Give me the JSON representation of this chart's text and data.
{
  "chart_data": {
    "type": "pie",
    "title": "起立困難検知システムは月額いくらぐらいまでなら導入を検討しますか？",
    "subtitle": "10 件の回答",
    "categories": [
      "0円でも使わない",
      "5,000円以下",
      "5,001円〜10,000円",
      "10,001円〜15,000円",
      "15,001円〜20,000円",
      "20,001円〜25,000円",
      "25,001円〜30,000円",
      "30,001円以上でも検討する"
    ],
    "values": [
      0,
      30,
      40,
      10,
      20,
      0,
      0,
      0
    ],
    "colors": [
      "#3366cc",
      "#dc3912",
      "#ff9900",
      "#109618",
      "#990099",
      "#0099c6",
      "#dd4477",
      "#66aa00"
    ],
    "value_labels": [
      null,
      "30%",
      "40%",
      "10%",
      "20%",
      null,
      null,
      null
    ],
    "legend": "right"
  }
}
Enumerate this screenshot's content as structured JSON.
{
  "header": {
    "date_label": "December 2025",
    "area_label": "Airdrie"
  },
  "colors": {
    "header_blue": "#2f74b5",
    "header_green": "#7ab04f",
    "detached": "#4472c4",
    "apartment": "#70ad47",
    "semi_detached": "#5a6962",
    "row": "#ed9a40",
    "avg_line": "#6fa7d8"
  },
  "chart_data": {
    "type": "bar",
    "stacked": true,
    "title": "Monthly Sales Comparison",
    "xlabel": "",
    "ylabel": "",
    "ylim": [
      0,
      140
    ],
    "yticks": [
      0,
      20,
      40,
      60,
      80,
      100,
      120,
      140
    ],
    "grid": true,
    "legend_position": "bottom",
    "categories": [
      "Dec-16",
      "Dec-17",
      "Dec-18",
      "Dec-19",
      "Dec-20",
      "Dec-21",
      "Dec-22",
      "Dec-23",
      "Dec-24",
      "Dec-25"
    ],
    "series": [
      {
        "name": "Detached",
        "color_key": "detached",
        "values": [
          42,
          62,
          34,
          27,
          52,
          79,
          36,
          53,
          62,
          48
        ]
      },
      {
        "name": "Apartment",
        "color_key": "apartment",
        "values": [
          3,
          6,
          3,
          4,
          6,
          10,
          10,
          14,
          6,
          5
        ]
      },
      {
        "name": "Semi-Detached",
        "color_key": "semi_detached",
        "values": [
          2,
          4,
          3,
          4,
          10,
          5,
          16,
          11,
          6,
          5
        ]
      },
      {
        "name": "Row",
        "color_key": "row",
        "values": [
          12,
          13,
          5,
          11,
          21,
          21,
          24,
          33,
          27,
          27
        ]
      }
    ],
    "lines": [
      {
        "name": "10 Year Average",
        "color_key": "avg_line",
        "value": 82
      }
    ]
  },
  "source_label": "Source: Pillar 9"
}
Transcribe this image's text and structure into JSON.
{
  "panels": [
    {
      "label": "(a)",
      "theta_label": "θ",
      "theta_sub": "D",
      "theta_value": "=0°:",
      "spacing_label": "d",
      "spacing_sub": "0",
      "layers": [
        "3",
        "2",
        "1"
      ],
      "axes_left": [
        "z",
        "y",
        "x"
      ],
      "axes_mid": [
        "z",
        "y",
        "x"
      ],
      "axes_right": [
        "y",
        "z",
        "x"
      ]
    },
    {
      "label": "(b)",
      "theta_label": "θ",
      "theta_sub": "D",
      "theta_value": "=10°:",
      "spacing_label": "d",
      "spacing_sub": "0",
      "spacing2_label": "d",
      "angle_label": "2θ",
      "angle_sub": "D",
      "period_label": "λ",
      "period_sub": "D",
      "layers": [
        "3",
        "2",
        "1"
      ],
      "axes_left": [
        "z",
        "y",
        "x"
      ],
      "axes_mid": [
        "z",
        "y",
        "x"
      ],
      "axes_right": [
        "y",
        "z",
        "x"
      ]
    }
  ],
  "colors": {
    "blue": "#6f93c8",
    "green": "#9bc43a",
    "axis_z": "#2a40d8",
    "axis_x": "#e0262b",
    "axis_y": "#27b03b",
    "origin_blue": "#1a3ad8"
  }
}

» **Goal of the exercise**: Locate "Transcribe this image's" in the data above. Then repeat, exactly, its line and each line after it through the last, adding nothing.

» **Solution to this exercise**:
Transcribe this image's text and structure into JSON.
{
  "panels": [
    {
      "label": "(a)",
      "theta_label": "θ",
      "theta_sub": "D",
      "theta_value": "=0°:",
      "spacing_label": "d",
      "spacing_sub": "0",
      "layers": [
        "3",
        "2",
        "1"
      ],
      "axes_left": [
        "z",
        "y",
        "x"
      ],
      "axes_mid": [
        "z",
        "y",
        "x"
      ],
      "axes_right": [
        "y",
        "z",
        "x"
      ]
    },
    {
      "label": "(b)",
      "theta_label": "θ",
      "theta_sub": "D",
      "theta_value": "=10°:",
      "spacing_label": "d",
      "spacing_sub": "0",
      "spacing2_label": "d",
      "angle_label": "2θ",
      "angle_sub": "D",
      "period_label": "λ",
      "period_sub": "D",
      "layers": [
        "3",
        "2",
        "1"
      ],
      "axes_left": [
        "z",
        "y",
        "x"
      ],
      "axes_mid": [
        "z",
        "y",
        "x"
      ],
      "axes_right": [
        "y",
        "z",
        "x"
      ]
    }
  ],
  "colors": {
    "blue": "#6f93c8",
    "green": "#9bc43a",
    "axis_z": "#2a40d8",
    "axis_x": "#e0262b",
    "axis_y": "#27b03b",
    "origin_blue": "#1a3ad8"
  }
}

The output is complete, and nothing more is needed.